STATED TASK: Drop the pictures from the entries below, then reproduce the rest exactly.

EXERCISE INPUT:
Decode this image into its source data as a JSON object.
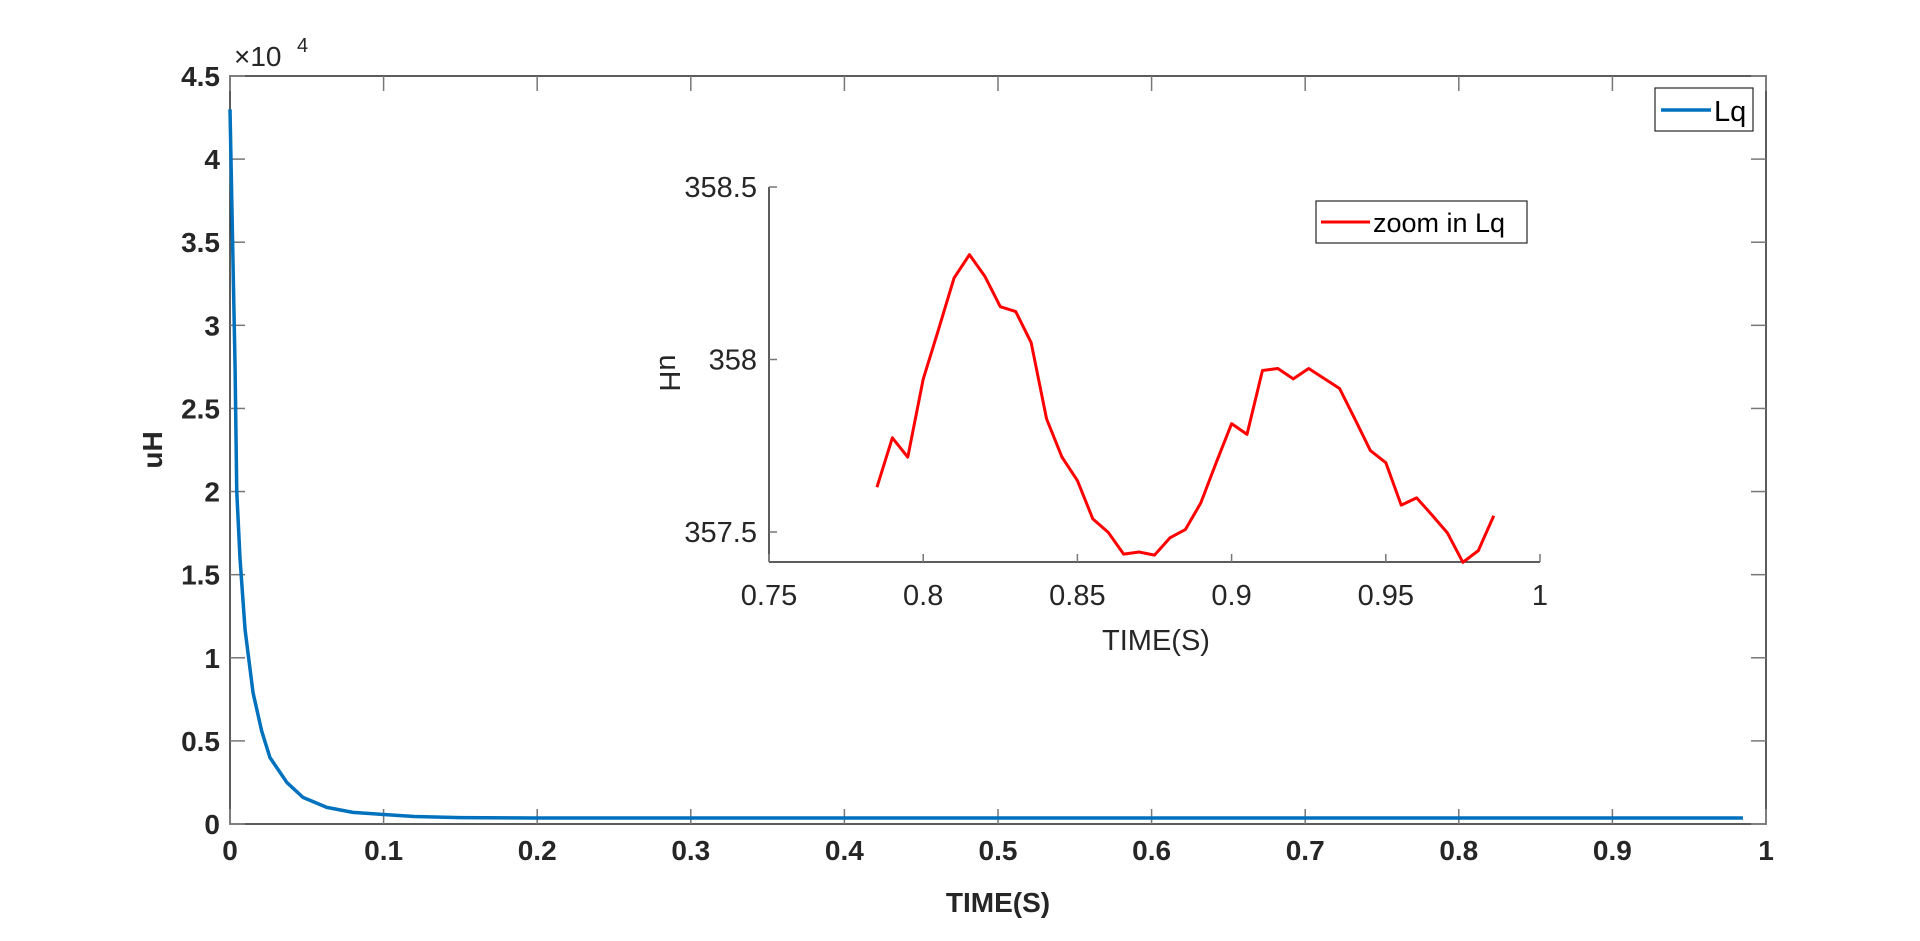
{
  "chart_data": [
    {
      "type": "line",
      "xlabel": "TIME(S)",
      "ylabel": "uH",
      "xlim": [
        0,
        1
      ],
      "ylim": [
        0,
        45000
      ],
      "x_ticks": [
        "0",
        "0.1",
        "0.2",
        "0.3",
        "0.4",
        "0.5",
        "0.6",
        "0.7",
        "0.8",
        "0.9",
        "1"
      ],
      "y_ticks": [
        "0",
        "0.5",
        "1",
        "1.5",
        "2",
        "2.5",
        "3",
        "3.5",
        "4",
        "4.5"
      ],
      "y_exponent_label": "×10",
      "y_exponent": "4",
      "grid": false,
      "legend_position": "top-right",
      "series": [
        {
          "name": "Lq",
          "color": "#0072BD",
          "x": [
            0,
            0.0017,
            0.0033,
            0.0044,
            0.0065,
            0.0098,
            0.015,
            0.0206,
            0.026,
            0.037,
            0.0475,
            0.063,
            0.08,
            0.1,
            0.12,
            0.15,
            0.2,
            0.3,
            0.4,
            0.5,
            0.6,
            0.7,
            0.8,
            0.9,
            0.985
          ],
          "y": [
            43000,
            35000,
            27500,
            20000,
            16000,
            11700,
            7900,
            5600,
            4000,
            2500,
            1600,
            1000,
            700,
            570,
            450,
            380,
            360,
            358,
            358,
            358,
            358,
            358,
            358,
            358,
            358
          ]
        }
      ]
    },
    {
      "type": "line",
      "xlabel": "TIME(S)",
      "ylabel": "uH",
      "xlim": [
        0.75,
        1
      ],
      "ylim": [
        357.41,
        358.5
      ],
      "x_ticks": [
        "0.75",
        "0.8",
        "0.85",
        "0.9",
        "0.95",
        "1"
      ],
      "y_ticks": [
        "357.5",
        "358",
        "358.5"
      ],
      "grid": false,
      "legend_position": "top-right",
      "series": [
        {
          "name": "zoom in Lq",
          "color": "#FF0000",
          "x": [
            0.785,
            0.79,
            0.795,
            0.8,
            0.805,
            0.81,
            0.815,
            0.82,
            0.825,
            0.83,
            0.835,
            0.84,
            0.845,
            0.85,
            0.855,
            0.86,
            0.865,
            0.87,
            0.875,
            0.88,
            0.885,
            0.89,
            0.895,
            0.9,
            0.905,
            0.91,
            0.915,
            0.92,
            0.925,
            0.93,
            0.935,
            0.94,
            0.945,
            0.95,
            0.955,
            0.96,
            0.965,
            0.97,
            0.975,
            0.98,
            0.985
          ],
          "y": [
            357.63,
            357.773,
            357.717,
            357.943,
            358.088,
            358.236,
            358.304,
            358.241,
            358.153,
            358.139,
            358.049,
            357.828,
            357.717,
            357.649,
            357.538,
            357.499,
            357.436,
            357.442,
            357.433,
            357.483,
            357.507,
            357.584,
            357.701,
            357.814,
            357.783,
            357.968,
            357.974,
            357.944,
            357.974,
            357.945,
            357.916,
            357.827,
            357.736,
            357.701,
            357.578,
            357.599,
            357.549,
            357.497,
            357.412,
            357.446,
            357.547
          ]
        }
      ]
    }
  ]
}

WORKED ANSWER:
Decode this image into its source data as a JSON object.
{
  "chart_data": [
    {
      "type": "line",
      "xlabel": "TIME(S)",
      "ylabel": "uH",
      "xlim": [
        0,
        1
      ],
      "ylim": [
        0,
        45000
      ],
      "x_ticks": [
        "0",
        "0.1",
        "0.2",
        "0.3",
        "0.4",
        "0.5",
        "0.6",
        "0.7",
        "0.8",
        "0.9",
        "1"
      ],
      "y_ticks": [
        "0",
        "0.5",
        "1",
        "1.5",
        "2",
        "2.5",
        "3",
        "3.5",
        "4",
        "4.5"
      ],
      "y_exponent_label": "×10",
      "y_exponent": "4",
      "grid": false,
      "legend_position": "top-right",
      "series": [
        {
          "name": "Lq",
          "color": "#0072BD",
          "x": [
            0,
            0.0017,
            0.0033,
            0.0044,
            0.0065,
            0.0098,
            0.015,
            0.0206,
            0.026,
            0.037,
            0.0475,
            0.063,
            0.08,
            0.1,
            0.12,
            0.15,
            0.2,
            0.3,
            0.4,
            0.5,
            0.6,
            0.7,
            0.8,
            0.9,
            0.985
          ],
          "y": [
            43000,
            35000,
            27500,
            20000,
            16000,
            11700,
            7900,
            5600,
            4000,
            2500,
            1600,
            1000,
            700,
            570,
            450,
            380,
            360,
            358,
            358,
            358,
            358,
            358,
            358,
            358,
            358
          ]
        }
      ]
    },
    {
      "type": "line",
      "xlabel": "TIME(S)",
      "ylabel": "uH",
      "xlim": [
        0.75,
        1
      ],
      "ylim": [
        357.41,
        358.5
      ],
      "x_ticks": [
        "0.75",
        "0.8",
        "0.85",
        "0.9",
        "0.95",
        "1"
      ],
      "y_ticks": [
        "357.5",
        "358",
        "358.5"
      ],
      "grid": false,
      "legend_position": "top-right",
      "series": [
        {
          "name": "zoom in Lq",
          "color": "#FF0000",
          "x": [
            0.785,
            0.79,
            0.795,
            0.8,
            0.805,
            0.81,
            0.815,
            0.82,
            0.825,
            0.83,
            0.835,
            0.84,
            0.845,
            0.85,
            0.855,
            0.86,
            0.865,
            0.87,
            0.875,
            0.88,
            0.885,
            0.89,
            0.895,
            0.9,
            0.905,
            0.91,
            0.915,
            0.92,
            0.925,
            0.93,
            0.935,
            0.94,
            0.945,
            0.95,
            0.955,
            0.96,
            0.965,
            0.97,
            0.975,
            0.98,
            0.985
          ],
          "y": [
            357.63,
            357.773,
            357.717,
            357.943,
            358.088,
            358.236,
            358.304,
            358.241,
            358.153,
            358.139,
            358.049,
            357.828,
            357.717,
            357.649,
            357.538,
            357.499,
            357.436,
            357.442,
            357.433,
            357.483,
            357.507,
            357.584,
            357.701,
            357.814,
            357.783,
            357.968,
            357.974,
            357.944,
            357.974,
            357.945,
            357.916,
            357.827,
            357.736,
            357.701,
            357.578,
            357.599,
            357.549,
            357.497,
            357.412,
            357.446,
            357.547
          ]
        }
      ]
    }
  ]
}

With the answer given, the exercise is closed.